** Begin Supplied records **

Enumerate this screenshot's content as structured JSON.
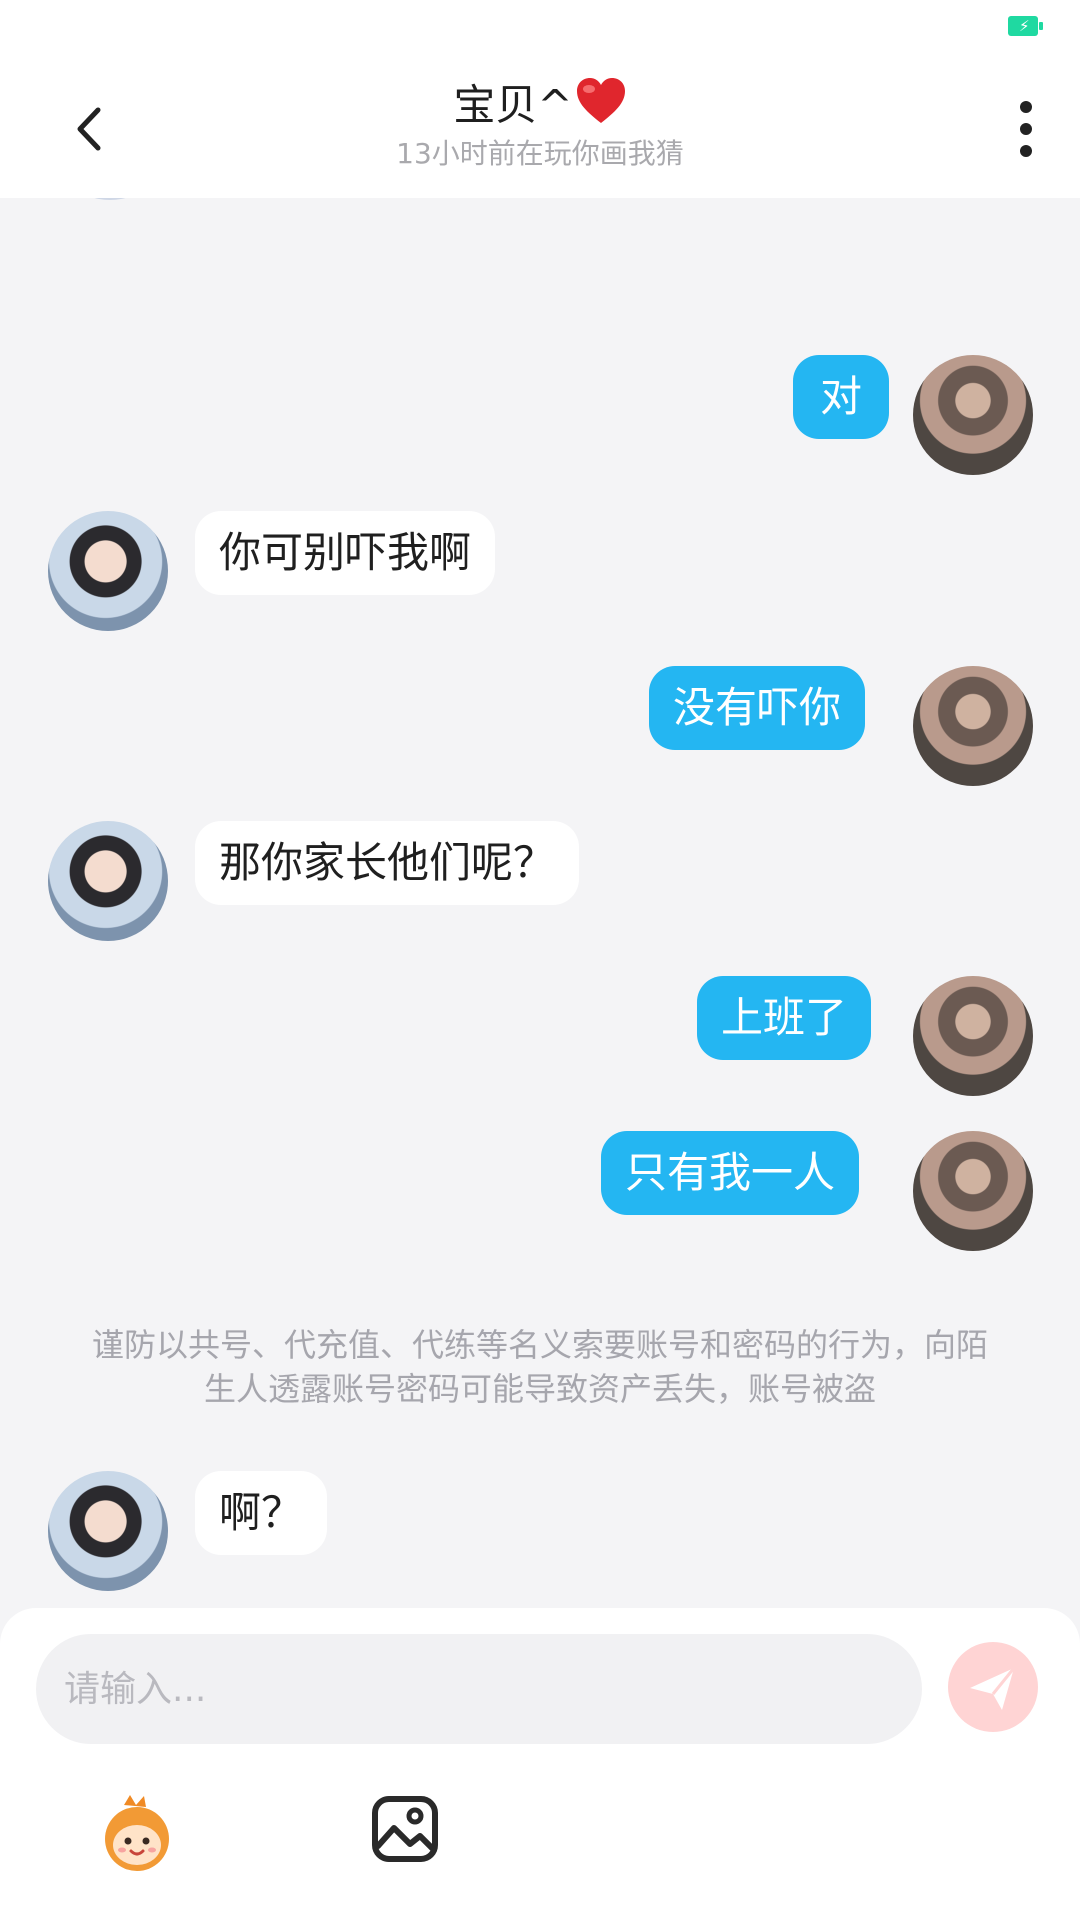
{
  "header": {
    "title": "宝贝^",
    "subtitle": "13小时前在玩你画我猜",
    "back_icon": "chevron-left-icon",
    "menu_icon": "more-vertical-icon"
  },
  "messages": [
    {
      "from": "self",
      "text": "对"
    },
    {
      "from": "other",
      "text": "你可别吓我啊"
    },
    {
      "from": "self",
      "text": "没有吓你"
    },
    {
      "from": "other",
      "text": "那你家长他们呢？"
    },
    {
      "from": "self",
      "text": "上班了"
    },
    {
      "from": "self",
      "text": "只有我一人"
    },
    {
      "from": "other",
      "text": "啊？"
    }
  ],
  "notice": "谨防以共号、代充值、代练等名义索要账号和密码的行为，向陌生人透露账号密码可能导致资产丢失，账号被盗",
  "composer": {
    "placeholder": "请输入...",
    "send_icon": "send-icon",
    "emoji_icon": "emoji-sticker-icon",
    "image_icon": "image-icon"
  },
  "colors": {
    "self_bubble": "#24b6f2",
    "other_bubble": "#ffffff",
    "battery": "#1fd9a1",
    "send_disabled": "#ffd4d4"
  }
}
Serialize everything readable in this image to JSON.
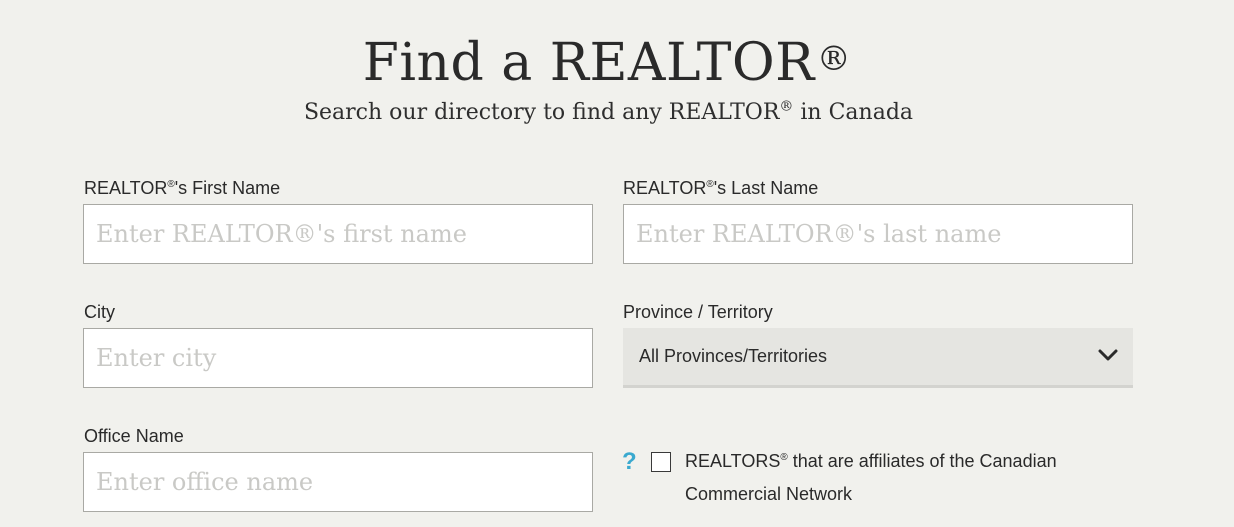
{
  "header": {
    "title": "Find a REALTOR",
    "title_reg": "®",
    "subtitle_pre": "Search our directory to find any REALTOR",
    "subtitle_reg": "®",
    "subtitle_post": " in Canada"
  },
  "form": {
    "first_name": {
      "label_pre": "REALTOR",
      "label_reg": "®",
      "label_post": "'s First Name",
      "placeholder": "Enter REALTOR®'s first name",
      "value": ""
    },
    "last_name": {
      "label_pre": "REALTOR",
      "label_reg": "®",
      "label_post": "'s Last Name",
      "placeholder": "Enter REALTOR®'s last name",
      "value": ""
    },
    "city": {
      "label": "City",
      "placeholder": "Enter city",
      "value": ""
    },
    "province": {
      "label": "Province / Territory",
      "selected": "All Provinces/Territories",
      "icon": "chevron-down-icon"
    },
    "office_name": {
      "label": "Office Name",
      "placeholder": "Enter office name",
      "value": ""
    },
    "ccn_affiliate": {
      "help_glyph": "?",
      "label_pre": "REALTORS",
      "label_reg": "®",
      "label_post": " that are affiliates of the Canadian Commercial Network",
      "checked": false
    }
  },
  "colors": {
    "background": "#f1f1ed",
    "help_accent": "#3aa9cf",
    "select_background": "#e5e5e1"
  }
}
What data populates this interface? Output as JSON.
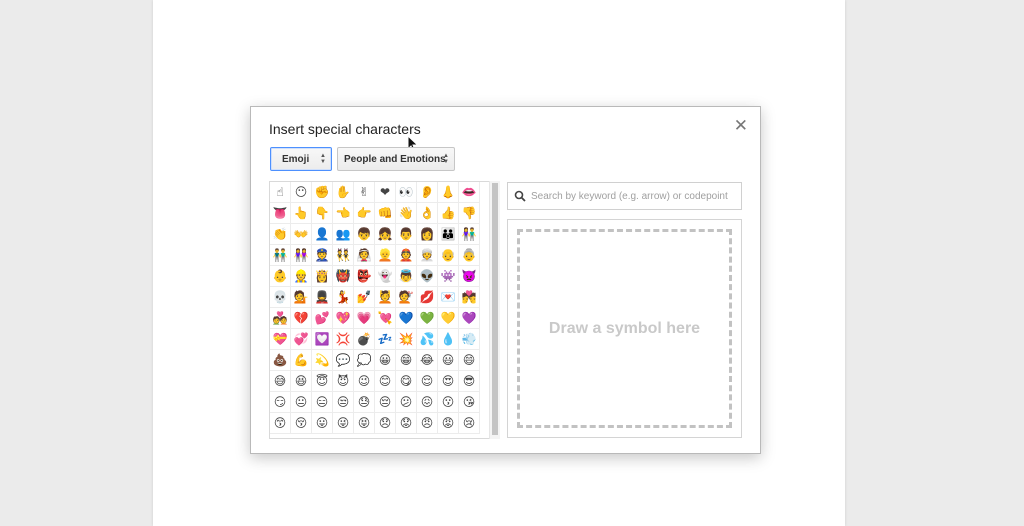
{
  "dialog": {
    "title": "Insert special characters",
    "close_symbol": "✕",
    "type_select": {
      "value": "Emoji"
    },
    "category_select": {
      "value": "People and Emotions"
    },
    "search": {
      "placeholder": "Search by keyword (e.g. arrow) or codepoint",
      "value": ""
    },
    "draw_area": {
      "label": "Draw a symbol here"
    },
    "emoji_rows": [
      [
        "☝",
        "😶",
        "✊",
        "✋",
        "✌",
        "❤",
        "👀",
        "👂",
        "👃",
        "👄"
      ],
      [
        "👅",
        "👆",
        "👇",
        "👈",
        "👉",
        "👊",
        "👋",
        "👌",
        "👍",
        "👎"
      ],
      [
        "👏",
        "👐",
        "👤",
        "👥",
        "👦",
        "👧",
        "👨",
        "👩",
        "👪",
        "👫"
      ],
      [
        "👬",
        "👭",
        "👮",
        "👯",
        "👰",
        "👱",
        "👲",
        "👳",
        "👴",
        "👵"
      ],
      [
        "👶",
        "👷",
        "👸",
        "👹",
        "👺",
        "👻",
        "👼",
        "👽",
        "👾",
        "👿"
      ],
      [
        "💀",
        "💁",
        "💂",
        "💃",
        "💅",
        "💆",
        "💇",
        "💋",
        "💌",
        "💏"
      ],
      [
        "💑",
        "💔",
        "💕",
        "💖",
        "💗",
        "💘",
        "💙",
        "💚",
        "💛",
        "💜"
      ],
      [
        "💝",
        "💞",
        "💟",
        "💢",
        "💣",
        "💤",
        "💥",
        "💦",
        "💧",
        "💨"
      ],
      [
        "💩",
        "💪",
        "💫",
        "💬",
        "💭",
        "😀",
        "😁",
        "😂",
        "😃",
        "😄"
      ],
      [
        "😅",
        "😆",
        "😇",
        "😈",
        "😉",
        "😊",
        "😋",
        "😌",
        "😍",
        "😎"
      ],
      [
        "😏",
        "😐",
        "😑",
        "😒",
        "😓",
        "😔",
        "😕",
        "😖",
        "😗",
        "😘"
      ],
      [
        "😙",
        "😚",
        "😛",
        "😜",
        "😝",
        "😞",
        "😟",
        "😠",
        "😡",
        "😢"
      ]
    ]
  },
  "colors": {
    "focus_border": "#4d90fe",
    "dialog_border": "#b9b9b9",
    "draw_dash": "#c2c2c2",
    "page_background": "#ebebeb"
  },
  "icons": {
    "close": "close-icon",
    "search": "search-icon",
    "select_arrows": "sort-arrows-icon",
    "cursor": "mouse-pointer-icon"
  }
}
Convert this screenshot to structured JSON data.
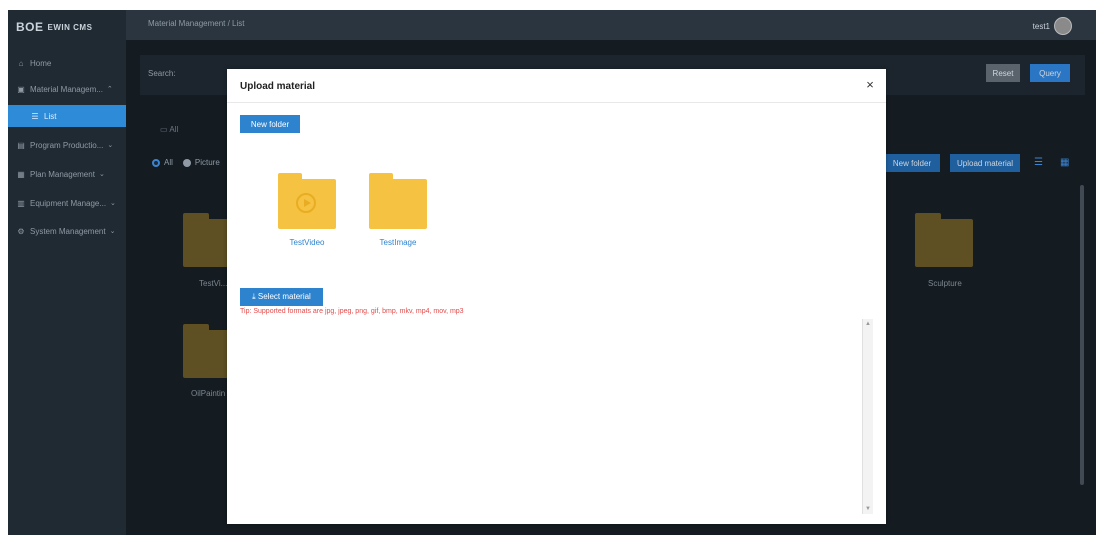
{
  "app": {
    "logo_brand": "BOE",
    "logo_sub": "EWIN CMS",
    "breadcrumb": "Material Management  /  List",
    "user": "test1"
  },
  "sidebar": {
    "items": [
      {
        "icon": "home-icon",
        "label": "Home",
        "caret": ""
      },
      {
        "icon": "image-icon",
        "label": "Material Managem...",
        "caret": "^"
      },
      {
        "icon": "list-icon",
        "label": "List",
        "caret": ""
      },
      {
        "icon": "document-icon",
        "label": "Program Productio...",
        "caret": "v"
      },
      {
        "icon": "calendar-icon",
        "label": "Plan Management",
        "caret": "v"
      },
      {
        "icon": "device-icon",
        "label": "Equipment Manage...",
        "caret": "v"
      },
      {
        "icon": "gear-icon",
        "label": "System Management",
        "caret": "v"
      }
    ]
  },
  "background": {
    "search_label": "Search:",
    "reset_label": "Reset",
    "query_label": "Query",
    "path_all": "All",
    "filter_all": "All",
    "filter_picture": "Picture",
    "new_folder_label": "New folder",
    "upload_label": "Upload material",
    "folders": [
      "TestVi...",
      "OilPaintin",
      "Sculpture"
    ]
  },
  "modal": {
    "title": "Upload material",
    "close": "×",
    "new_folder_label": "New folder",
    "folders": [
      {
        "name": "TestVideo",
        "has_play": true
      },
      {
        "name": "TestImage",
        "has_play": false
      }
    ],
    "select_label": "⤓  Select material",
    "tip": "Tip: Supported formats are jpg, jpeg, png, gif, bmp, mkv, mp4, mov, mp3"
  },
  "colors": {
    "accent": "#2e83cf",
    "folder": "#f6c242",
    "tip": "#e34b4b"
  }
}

** End Supplied records **

Your goal: Drop the pictures, then write out only the lines running from the one containing "Convert this screenshot" through the last line above, both included, exactly.

Full solution:
Convert this screenshot to structured JSON data.
{
  "app": {
    "logo_brand": "BOE",
    "logo_sub": "EWIN CMS",
    "breadcrumb": "Material Management  /  List",
    "user": "test1"
  },
  "sidebar": {
    "items": [
      {
        "icon": "home-icon",
        "label": "Home",
        "caret": ""
      },
      {
        "icon": "image-icon",
        "label": "Material Managem...",
        "caret": "^"
      },
      {
        "icon": "list-icon",
        "label": "List",
        "caret": ""
      },
      {
        "icon": "document-icon",
        "label": "Program Productio...",
        "caret": "v"
      },
      {
        "icon": "calendar-icon",
        "label": "Plan Management",
        "caret": "v"
      },
      {
        "icon": "device-icon",
        "label": "Equipment Manage...",
        "caret": "v"
      },
      {
        "icon": "gear-icon",
        "label": "System Management",
        "caret": "v"
      }
    ]
  },
  "background": {
    "search_label": "Search:",
    "reset_label": "Reset",
    "query_label": "Query",
    "path_all": "All",
    "filter_all": "All",
    "filter_picture": "Picture",
    "new_folder_label": "New folder",
    "upload_label": "Upload material",
    "folders": [
      "TestVi...",
      "OilPaintin",
      "Sculpture"
    ]
  },
  "modal": {
    "title": "Upload material",
    "close": "×",
    "new_folder_label": "New folder",
    "folders": [
      {
        "name": "TestVideo",
        "has_play": true
      },
      {
        "name": "TestImage",
        "has_play": false
      }
    ],
    "select_label": "⤓  Select material",
    "tip": "Tip: Supported formats are jpg, jpeg, png, gif, bmp, mkv, mp4, mov, mp3"
  },
  "colors": {
    "accent": "#2e83cf",
    "folder": "#f6c242",
    "tip": "#e34b4b"
  }
}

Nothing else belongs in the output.